→ PROBLEM TO WORK ON
In the material below, find every line with "Kate" and pull it out.

→ Dataset entries
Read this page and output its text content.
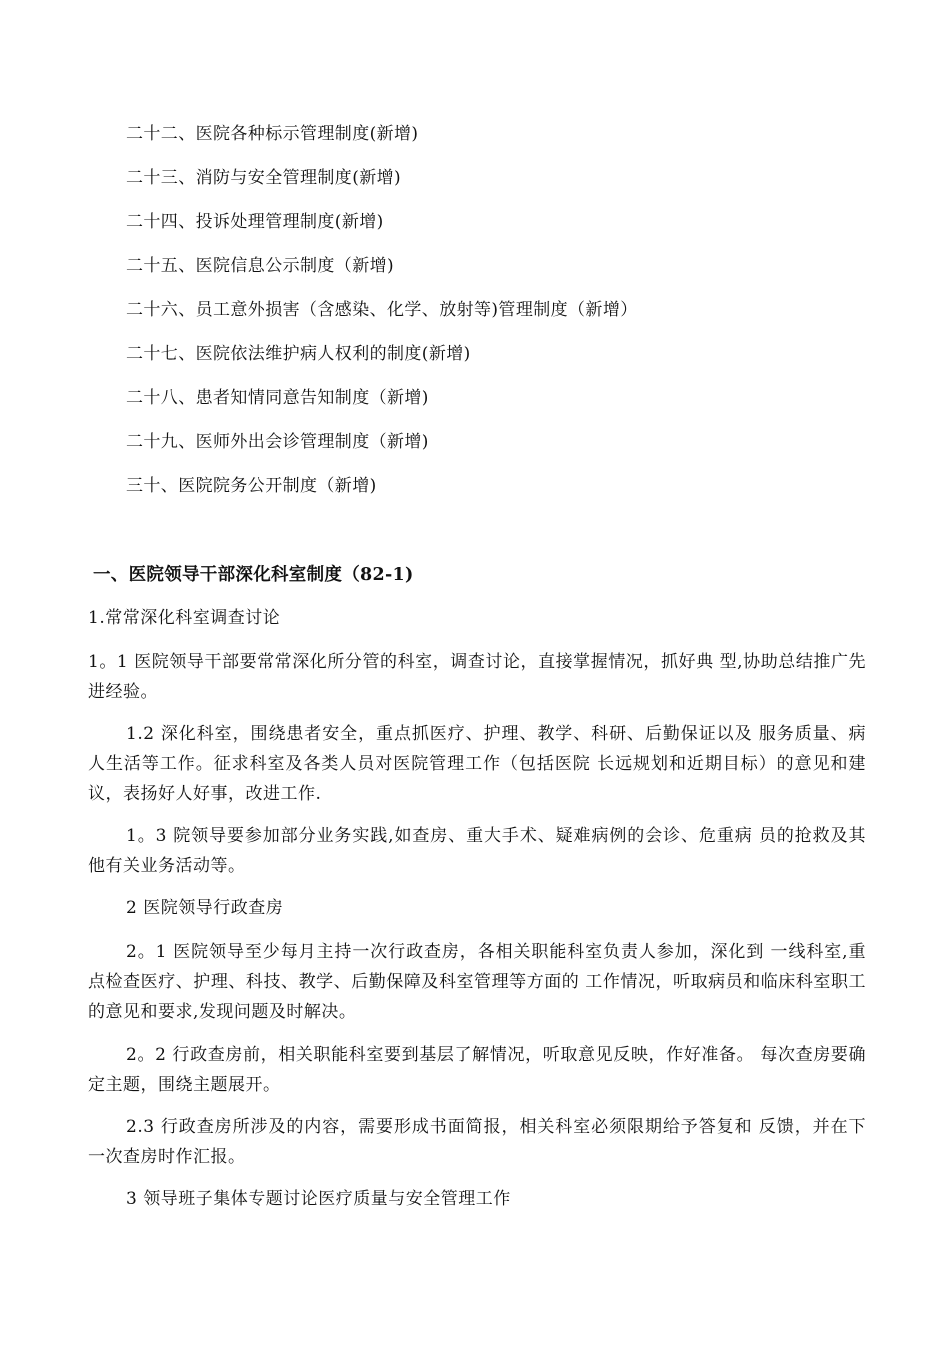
二十二、医院各种标示管理制度(新增)
二十三、消防与安全管理制度(新增)
二十四、投诉处理管理制度(新增)
二十五、医院信息公示制度（新增)
二十六、员工意外损害（含感染、化学、放射等)管理制度（新增）
二十七、医院依法维护病人权利的制度(新增)
二十八、患者知情同意告知制度（新增)
二十九、医师外出会诊管理制度（新增)
三十、医院院务公开制度（新增)
一、医院领导干部深化科室制度（82-1)
1.常常深化科室调查讨论
1。1 医院领导干部要常常深化所分管的科室，调查讨论，直接掌握情况，抓好典 型,协助总结推广先进经验。
1.2 深化科室，围绕患者安全，重点抓医疗、护理、教学、科研、后勤保证以及 服务质量、病人生活等工作。征求科室及各类人员对医院管理工作（包括医院 长远规划和近期目标）的意见和建议，表扬好人好事，改进工作.
1。3 院领导要参加部分业务实践,如查房、重大手术、疑难病例的会诊、危重病 员的抢救及其他有关业务活动等。
2 医院领导行政查房
2。1 医院领导至少每月主持一次行政查房，各相关职能科室负责人参加，深化到 一线科室,重点检查医疗、护理、科技、教学、后勤保障及科室管理等方面的 工作情况，听取病员和临床科室职工的意见和要求,发现问题及时解决。
2。2 行政查房前，相关职能科室要到基层了解情况，听取意见反映，作好准备。 每次查房要确定主题，围绕主题展开。
2.3 行政查房所涉及的内容，需要形成书面简报，相关科室必须限期给予答复和 反馈，并在下一次查房时作汇报。
3 领导班子集体专题讨论医疗质量与安全管理工作
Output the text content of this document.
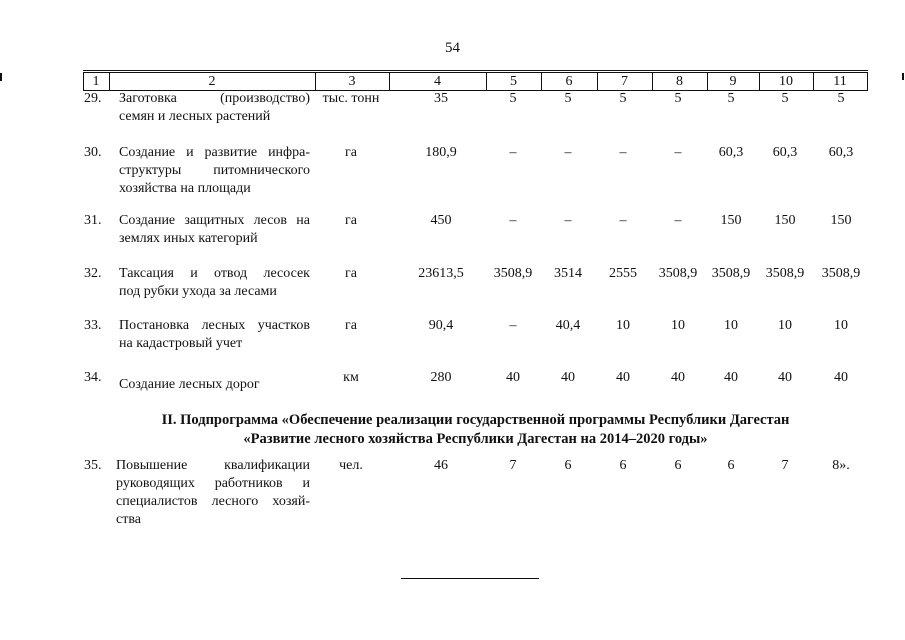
54
1	2	3	4	5	6	7	8	9	10	11
29. Заготовка (производство)
семян и лесных растений
тыс. тонн	35	5	5	5	5	5	5	5
30. Создание и развитие инфра-
структуры питомнического
хозяйства на площади
га	180,9	–	–	–	–	60,3	60,3	60,3
31. Создание защитных лесов на
землях иных категорий
га	450	–	–	–	–	150	150	150
32. Таксация и отвод лесосек
под рубки ухода за лесами
га	23613,5	3508,9	3514	2555	3508,9	3508,9	3508,9	3508,9
33. Постановка лесных участков
на кадастровый учет
га	90,4	–	40,4	10	10	10	10	10
34. Создание лесных дорог	км	280	40	40	40	40	40	40	40
II. Подпрограмма «Обеспечение реализации государственной программы Республики Дагестан
«Развитие лесного хозяйства Республики Дагестан на 2014–2020 годы»
35. Повышение квалификации
руководящих работников и
специалистов лесного хозяй-
ства
чел.	46	7	6	6	6	6	7	8».
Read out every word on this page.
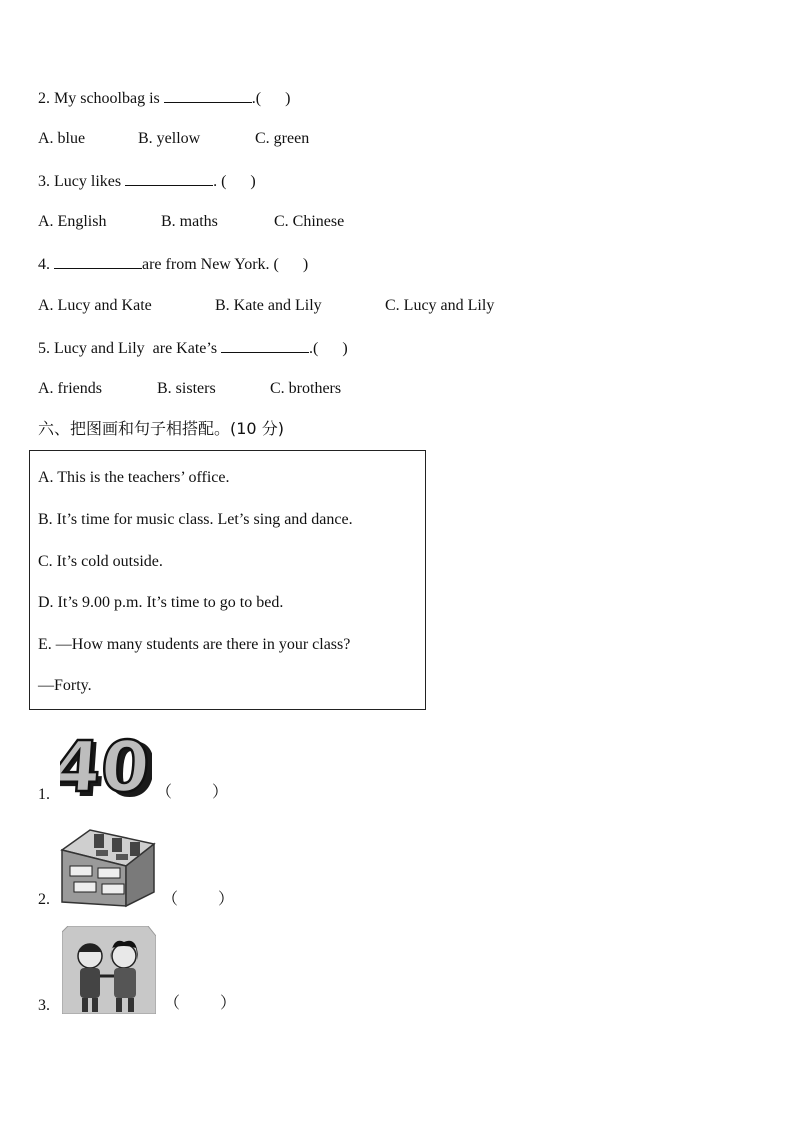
2. My schoolbag is	.(      )
A. blue	B. yellow	C. green
3. Lucy likes	. (      )
A. English	B. maths	C. Chinese
4.	are from New York. (      )
A. Lucy and Kate	B. Kate and Lily	C. Lucy and Lily
5. Lucy and Lily  are Kate’s	.(      )
A. friends	B. sisters	C. brothers
六、把图画和句子相搭配。(10 分)
A. This is the teachers’ office.
B. It’s time for music class. Let’s sing and dance.
C. It’s cold outside.
D. It’s 9.00 p.m. It’s time to go to bed.
E. —How many students are there in your class?
—Forty.
1. 40
40 （          ）
2.	（          ）
3.	（          ）
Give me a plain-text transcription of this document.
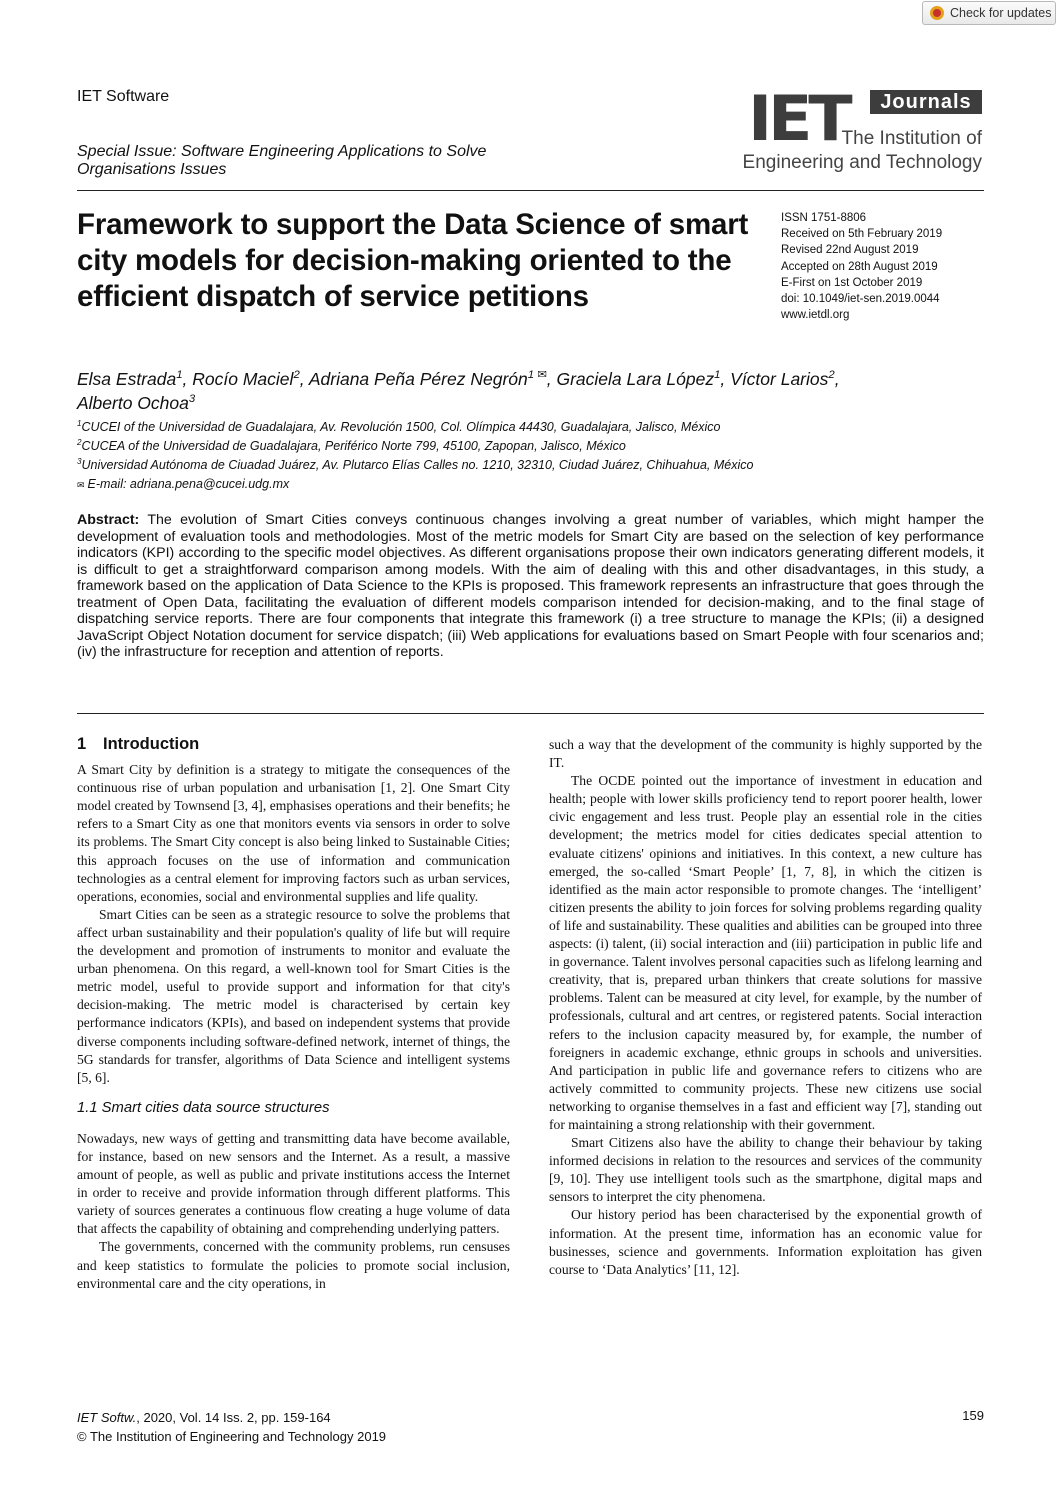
Check for updates
IET Software
Special Issue: Software Engineering Applications to Solve
Organisations Issues
IET	Journals
The Institution of
Engineering and Technology
Framework to support the Data Science of smart city models for decision-making oriented to the efficient dispatch of service petitions
ISSN 1751-8806
Received on 5th February 2019
Revised 22nd August 2019
Accepted on 28th August 2019
E-First on 1st October 2019
doi: 10.1049/iet-sen.2019.0044
www.ietdl.org
Elsa Estrada$^1$, Rocío Maciel$^2$, Adriana Peña Pérez Negrón$^{1 ✉}$, Graciela Lara López$^1$, Víctor Larios$^2$,
Alberto Ochoa$^3$
$^1$CUCEI of the Universidad de Guadalajara, Av. Revolución 1500, Col. Olímpica 44430, Guadalajara, Jalisco, México
$^2$CUCEA of the Universidad de Guadalajara, Periférico Norte 799, 45100, Zapopan, Jalisco, México
$^3$Universidad Autónoma de Ciuadad Juárez, Av. Plutarco Elías Calles no. 1210, 32310, Ciudad Juárez, Chihuahua, México
✉ E-mail: adriana.pena@cucei.udg.mx
Abstract: The evolution of Smart Cities conveys continuous changes involving a great number of variables, which might hamper the development of evaluation tools and methodologies. Most of the metric models for Smart City are based on the selection of key performance indicators (KPI) according to the specific model objectives. As different organisations propose their own indicators generating different models, it is difficult to get a straightforward comparison among models. With the aim of dealing with this and other disadvantages, in this study, a framework based on the application of Data Science to the KPIs is proposed. This framework represents an infrastructure that goes through the treatment of Open Data, facilitating the evaluation of different models comparison intended for decision-making, and to the final stage of dispatching service reports. There are four components that integrate this framework (i) a tree structure to manage the KPIs; (ii) a designed JavaScript Object Notation document for service dispatch; (iii) Web applications for evaluations based on Smart People with four scenarios and; (iv) the infrastructure for reception and attention of reports.
1 Introduction

A Smart City by definition is a strategy to mitigate the consequences of the continuous rise of urban population and urbanisation [1, 2]. One Smart City model created by Townsend [3, 4], emphasises operations and their benefits; he refers to a Smart City as one that monitors events via sensors in order to solve its problems. The Smart City concept is also being linked to Sustainable Cities; this approach focuses on the use of information and communication technologies as a central element for improving factors such as urban services, operations, economies, social and environmental supplies and life quality.

Smart Cities can be seen as a strategic resource to solve the problems that affect urban sustainability and their population's quality of life but will require the development and promotion of instruments to monitor and evaluate the urban phenomena. On this regard, a well-known tool for Smart Cities is the metric model, useful to provide support and information for that city's decision-making. The metric model is characterised by certain key performance indicators (KPIs), and based on independent systems that provide diverse components including software-defined network, internet of things, the 5G standards for transfer, algorithms of Data Science and intelligent systems [5, 6].

1.1 Smart cities data source structures

Nowadays, new ways of getting and transmitting data have become available, for instance, based on new sensors and the Internet. As a result, a massive amount of people, as well as public and private institutions access the Internet in order to receive and provide information through different platforms. This variety of sources generates a continuous flow creating a huge volume of data that affects the capability of obtaining and comprehending underlying patters.

The governments, concerned with the community problems, run censuses and keep statistics to formulate the policies to promote social inclusion, environmental care and the city operations, in

such a way that the development of the community is highly supported by the IT.

The OCDE pointed out the importance of investment in education and health; people with lower skills proficiency tend to report poorer health, lower civic engagement and less trust. People play an essential role in the cities development; the metrics model for cities dedicates special attention to evaluate citizens' opinions and initiatives. In this context, a new culture has emerged, the so-called ‘Smart People’ [1, 7, 8], in which the citizen is identified as the main actor responsible to promote changes. The ‘intelligent’ citizen presents the ability to join forces for solving problems regarding quality of life and sustainability. These qualities and abilities can be grouped into three aspects: (i) talent, (ii) social interaction and (iii) participation in public life and in governance. Talent involves personal capacities such as lifelong learning and creativity, that is, prepared urban thinkers that create solutions for massive problems. Talent can be measured at city level, for example, by the number of professionals, cultural and art centres, or registered patents. Social interaction refers to the inclusion capacity measured by, for example, the number of foreigners in academic exchange, ethnic groups in schools and universities. And participation in public life and governance refers to citizens who are actively committed to community projects. These new citizens use social networking to organise themselves in a fast and efficient way [7], standing out for maintaining a strong relationship with their government.

Smart Citizens also have the ability to change their behaviour by taking informed decisions in relation to the resources and services of the community [9, 10]. They use intelligent tools such as the smartphone, digital maps and sensors to interpret the city phenomena.

Our history period has been characterised by the exponential growth of information. At the present time, information has an economic value for businesses, science and governments. Information exploitation has given course to ‘Data Analytics’ [11, 12].

IET Softw., 2020, Vol. 14 Iss. 2, pp. 159-164
© The Institution of Engineering and Technology 2019
159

→ THE RESULT
A. Lucy and Kate	B. Kate and Lily	C. Lucy and Lily
5. Lucy and Lily  are Kate’s	.(      )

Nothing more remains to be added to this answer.